WORK TO BE COMPLETED: All of the data below should be written out exactly.

LISTED ENTRIES:
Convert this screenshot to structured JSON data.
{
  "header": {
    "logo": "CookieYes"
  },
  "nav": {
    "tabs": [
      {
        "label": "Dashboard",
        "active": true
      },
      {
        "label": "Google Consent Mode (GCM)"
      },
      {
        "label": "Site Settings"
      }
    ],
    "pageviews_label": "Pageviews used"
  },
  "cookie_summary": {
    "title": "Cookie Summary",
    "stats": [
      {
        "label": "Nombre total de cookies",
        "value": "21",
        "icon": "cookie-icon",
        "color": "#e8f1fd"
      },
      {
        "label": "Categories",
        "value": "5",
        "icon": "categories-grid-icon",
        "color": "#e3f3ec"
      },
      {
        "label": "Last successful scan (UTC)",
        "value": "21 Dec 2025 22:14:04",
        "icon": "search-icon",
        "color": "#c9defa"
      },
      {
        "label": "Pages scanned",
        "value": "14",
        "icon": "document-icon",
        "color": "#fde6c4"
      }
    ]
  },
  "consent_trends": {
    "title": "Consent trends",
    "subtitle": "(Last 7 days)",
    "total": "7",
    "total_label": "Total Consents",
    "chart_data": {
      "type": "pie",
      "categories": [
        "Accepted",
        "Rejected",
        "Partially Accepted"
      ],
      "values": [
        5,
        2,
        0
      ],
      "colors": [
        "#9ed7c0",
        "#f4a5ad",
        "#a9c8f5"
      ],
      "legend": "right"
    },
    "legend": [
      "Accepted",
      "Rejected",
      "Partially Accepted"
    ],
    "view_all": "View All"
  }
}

CORRECT ANSWER:
Convert this screenshot to structured JSON data.
{
  "header": {
    "logo": "CookieYes"
  },
  "nav": {
    "tabs": [
      {
        "label": "Dashboard",
        "active": true
      },
      {
        "label": "Google Consent Mode (GCM)"
      },
      {
        "label": "Site Settings"
      }
    ],
    "pageviews_label": "Pageviews used"
  },
  "cookie_summary": {
    "title": "Cookie Summary",
    "stats": [
      {
        "label": "Nombre total de cookies",
        "value": "21",
        "icon": "cookie-icon",
        "color": "#e8f1fd"
      },
      {
        "label": "Categories",
        "value": "5",
        "icon": "categories-grid-icon",
        "color": "#e3f3ec"
      },
      {
        "label": "Last successful scan (UTC)",
        "value": "21 Dec 2025 22:14:04",
        "icon": "search-icon",
        "color": "#c9defa"
      },
      {
        "label": "Pages scanned",
        "value": "14",
        "icon": "document-icon",
        "color": "#fde6c4"
      }
    ]
  },
  "consent_trends": {
    "title": "Consent trends",
    "subtitle": "(Last 7 days)",
    "total": "7",
    "total_label": "Total Consents",
    "chart_data": {
      "type": "pie",
      "categories": [
        "Accepted",
        "Rejected",
        "Partially Accepted"
      ],
      "values": [
        5,
        2,
        0
      ],
      "colors": [
        "#9ed7c0",
        "#f4a5ad",
        "#a9c8f5"
      ],
      "legend": "right"
    },
    "legend": [
      "Accepted",
      "Rejected",
      "Partially Accepted"
    ],
    "view_all": "View All"
  }
}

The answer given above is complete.